What the task requires
Copy out each line of the material below that holds the string "document".

BEGIN Exercise inputs

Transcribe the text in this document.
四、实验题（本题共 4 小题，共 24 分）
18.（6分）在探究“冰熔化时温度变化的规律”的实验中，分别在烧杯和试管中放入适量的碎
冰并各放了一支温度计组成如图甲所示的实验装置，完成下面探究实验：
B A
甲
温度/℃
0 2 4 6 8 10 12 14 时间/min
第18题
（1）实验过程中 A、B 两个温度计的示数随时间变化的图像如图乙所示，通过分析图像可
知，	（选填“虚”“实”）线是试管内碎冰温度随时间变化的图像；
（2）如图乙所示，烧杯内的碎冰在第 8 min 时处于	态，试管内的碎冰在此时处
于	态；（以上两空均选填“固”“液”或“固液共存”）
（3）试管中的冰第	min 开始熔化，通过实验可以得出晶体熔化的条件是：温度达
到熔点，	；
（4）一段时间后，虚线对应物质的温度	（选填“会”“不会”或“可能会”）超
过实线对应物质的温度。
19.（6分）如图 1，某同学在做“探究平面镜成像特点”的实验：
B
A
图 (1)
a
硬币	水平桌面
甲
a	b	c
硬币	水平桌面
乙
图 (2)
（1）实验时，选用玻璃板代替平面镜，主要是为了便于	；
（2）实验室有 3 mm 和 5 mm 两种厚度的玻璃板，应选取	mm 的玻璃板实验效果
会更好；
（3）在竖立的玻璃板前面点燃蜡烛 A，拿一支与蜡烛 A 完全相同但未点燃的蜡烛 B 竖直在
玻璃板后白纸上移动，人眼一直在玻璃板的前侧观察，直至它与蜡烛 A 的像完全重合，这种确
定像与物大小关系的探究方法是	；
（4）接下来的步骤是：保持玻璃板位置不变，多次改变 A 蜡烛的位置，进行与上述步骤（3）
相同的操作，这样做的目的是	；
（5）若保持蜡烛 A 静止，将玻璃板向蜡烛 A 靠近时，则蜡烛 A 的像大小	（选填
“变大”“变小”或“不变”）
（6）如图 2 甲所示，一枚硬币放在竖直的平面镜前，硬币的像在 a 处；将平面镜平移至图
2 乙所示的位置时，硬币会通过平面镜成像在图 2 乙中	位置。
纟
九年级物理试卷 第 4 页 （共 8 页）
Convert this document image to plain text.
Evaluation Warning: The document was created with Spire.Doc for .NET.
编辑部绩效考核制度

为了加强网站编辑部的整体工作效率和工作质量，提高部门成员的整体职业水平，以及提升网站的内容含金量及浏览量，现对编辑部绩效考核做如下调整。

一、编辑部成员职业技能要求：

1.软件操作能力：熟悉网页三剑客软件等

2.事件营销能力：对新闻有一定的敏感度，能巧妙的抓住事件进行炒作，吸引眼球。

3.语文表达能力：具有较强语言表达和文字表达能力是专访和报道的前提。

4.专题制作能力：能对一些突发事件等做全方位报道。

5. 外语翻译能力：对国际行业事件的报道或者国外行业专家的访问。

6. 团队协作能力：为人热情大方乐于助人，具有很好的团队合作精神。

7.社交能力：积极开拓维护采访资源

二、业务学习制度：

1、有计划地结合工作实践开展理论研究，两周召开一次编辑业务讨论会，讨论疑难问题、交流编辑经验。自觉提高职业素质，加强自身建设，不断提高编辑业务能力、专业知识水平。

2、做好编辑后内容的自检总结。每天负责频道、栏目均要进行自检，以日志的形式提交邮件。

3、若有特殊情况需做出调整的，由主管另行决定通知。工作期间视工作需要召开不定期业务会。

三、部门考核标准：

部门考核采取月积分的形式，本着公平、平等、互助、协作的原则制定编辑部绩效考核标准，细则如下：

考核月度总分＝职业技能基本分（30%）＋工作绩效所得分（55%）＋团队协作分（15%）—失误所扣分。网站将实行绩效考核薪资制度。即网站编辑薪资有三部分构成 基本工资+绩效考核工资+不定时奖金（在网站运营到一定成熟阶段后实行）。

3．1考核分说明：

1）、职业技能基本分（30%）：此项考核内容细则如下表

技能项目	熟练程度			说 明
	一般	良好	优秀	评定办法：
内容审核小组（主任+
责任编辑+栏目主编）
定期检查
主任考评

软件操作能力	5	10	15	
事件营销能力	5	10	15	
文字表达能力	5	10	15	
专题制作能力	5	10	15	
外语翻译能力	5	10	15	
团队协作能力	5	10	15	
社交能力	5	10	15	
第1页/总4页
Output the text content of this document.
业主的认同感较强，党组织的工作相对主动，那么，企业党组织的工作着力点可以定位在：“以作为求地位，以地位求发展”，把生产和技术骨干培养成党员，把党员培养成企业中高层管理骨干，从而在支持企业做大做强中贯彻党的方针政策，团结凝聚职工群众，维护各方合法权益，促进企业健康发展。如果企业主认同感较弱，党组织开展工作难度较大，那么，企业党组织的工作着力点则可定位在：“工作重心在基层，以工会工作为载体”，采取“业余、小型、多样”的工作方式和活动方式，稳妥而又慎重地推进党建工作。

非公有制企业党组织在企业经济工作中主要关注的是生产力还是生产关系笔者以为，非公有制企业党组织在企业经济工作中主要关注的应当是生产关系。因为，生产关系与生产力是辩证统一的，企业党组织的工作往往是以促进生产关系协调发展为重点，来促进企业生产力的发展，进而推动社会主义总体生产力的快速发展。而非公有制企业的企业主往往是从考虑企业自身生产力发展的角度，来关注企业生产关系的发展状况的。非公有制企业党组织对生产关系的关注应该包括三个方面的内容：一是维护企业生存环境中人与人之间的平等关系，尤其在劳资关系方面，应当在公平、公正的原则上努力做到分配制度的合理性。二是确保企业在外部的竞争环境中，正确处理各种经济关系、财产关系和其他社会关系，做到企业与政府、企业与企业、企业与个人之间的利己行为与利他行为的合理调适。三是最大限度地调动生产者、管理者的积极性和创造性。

END Exercise inputs

Written answer
Transcribe the text in this document.
Convert this document image to plain text.
Evaluation Warning: The document was created with Spire.Doc for .NET.
Output the text content of this document.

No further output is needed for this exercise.